(Stated goal)
From the listing below, select every line where the word "xlabel" appears.

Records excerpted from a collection

=-=-=

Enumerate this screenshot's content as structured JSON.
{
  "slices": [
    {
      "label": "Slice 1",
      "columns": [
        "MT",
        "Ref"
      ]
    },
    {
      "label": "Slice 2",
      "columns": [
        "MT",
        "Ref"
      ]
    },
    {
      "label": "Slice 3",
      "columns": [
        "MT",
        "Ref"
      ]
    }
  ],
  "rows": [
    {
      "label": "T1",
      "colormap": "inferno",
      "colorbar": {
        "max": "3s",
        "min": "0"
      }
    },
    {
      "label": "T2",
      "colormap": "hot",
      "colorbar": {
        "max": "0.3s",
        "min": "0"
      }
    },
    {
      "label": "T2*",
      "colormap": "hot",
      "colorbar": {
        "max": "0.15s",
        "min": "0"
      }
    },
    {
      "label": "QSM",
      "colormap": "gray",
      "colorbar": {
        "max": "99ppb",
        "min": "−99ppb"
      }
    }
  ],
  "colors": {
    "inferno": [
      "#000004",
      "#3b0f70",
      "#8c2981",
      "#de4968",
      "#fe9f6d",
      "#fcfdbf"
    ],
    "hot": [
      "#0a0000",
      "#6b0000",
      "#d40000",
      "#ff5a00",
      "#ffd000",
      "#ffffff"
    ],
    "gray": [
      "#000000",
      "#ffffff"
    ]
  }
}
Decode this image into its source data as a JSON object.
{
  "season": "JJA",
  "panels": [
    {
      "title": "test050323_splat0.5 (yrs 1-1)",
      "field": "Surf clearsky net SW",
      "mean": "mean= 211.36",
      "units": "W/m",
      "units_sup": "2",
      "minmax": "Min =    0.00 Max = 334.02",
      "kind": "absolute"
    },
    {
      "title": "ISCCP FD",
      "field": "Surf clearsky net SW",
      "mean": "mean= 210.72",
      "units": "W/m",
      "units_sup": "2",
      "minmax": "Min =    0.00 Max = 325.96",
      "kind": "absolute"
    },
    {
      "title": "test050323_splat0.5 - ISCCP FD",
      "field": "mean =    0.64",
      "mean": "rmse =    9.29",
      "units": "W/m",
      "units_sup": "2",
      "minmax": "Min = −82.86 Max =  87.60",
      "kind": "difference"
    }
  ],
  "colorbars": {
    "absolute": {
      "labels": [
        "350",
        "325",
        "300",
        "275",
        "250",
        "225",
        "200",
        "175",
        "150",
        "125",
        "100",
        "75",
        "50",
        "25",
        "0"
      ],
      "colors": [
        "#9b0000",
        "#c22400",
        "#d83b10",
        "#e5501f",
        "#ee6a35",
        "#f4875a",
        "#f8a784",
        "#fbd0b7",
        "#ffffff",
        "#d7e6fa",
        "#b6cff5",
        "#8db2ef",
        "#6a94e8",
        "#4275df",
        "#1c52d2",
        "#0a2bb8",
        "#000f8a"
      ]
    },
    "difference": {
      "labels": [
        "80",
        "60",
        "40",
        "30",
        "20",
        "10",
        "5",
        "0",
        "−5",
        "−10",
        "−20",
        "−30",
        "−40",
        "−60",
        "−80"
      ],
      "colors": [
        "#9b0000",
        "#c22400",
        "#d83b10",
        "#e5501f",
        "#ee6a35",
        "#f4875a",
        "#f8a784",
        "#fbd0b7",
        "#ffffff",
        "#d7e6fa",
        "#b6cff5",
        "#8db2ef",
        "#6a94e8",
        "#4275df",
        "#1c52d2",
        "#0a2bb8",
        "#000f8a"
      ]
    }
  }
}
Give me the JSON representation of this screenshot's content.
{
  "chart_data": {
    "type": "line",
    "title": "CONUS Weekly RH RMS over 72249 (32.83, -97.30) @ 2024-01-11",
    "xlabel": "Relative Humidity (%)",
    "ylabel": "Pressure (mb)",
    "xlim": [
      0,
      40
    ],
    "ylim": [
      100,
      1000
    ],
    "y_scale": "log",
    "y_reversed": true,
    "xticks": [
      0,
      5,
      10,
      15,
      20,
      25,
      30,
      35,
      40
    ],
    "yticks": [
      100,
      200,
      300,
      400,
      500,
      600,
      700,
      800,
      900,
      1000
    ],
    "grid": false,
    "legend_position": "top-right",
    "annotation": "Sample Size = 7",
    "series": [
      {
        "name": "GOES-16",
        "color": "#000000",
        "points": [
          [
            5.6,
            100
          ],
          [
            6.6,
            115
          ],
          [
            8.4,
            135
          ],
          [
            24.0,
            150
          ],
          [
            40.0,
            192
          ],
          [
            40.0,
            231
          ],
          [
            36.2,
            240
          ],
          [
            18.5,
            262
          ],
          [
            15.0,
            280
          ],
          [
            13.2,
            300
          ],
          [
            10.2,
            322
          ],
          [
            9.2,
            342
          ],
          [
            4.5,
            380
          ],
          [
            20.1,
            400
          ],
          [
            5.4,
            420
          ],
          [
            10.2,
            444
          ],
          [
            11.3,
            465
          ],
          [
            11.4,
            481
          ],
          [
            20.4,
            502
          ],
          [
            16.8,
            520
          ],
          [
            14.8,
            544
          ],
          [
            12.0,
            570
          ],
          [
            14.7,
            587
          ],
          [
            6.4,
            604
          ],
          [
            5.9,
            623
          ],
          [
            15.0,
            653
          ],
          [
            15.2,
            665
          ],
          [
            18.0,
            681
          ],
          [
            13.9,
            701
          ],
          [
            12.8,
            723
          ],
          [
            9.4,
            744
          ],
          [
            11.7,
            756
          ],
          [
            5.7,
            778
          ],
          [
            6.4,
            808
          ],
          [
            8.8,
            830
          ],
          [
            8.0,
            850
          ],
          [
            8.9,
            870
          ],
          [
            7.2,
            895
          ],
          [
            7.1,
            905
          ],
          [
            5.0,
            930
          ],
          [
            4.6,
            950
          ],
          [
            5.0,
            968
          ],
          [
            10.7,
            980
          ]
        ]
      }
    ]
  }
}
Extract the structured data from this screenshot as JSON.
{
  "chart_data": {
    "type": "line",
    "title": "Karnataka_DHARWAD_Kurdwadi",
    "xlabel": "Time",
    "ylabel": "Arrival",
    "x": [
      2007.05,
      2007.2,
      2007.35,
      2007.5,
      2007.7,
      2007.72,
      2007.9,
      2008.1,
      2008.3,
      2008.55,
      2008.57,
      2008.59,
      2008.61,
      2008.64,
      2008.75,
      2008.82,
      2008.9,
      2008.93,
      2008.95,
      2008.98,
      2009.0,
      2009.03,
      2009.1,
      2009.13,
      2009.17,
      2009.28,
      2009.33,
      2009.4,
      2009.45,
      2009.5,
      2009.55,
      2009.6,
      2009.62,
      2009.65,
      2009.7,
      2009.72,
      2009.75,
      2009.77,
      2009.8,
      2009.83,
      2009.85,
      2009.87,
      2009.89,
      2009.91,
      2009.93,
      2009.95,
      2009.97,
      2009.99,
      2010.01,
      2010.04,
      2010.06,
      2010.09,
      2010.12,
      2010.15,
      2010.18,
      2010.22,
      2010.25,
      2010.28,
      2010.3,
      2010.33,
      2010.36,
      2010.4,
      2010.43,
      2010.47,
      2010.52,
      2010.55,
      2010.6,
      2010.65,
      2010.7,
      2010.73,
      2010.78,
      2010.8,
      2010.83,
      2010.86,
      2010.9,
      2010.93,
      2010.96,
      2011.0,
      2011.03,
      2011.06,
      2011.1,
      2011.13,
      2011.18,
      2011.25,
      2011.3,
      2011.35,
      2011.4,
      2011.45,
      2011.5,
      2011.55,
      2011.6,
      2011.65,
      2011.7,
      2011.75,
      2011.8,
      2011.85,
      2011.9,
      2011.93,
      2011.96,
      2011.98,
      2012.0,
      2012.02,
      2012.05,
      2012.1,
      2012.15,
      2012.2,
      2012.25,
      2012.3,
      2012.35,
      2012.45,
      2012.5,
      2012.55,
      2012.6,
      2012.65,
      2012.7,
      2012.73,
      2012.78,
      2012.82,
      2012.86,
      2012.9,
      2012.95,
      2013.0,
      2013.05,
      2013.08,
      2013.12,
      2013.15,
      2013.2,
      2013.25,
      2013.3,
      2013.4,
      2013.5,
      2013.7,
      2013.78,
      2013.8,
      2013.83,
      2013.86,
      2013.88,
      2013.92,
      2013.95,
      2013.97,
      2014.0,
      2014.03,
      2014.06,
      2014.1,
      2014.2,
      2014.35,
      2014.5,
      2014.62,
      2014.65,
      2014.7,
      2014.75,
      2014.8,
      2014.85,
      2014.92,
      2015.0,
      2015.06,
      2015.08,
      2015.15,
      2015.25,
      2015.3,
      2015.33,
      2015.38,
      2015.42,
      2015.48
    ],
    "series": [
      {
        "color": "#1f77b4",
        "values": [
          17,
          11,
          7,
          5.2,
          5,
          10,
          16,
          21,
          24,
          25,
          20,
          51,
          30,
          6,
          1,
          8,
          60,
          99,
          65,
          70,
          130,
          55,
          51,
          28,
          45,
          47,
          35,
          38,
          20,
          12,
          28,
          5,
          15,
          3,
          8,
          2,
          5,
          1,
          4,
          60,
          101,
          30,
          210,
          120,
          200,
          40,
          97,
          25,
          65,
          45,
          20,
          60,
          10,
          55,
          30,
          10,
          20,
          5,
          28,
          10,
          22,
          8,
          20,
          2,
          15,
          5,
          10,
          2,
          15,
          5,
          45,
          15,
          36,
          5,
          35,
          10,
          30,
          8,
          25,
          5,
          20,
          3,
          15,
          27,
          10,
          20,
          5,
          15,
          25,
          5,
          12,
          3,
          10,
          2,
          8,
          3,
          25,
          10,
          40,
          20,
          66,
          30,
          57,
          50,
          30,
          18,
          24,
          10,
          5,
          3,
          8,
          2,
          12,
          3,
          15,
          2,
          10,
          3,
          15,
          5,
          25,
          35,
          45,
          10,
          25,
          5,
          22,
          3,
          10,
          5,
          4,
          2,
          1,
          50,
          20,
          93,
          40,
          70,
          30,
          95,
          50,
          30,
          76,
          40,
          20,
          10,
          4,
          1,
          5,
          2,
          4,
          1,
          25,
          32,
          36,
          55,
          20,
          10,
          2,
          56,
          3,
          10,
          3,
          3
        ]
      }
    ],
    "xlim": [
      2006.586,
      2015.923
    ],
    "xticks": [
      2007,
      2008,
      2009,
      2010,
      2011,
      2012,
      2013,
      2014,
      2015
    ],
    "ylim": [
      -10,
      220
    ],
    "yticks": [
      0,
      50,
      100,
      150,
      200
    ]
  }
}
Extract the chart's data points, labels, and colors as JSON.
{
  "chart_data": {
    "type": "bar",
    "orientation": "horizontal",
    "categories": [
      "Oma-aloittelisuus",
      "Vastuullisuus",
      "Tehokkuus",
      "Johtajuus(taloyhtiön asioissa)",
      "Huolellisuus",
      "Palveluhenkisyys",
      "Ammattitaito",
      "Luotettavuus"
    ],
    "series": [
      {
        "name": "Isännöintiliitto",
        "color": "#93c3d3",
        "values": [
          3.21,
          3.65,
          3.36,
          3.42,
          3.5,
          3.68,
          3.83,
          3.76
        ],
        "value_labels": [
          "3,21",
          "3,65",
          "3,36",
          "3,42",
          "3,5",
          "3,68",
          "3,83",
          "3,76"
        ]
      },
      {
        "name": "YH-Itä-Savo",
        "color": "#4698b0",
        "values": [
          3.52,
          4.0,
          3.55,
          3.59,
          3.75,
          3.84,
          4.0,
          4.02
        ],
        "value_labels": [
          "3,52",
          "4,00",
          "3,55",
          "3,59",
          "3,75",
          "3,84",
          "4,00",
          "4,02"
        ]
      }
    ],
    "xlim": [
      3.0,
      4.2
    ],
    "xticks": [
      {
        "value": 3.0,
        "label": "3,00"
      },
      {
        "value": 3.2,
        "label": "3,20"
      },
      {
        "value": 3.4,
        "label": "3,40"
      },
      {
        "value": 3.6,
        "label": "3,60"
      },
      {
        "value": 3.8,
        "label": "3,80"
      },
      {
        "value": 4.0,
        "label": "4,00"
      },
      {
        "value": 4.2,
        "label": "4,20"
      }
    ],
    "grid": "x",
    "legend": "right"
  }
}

=-=-=

(Reply)
    "xlabel": "Relative Humidity (%)",
    "xlabel": "Time",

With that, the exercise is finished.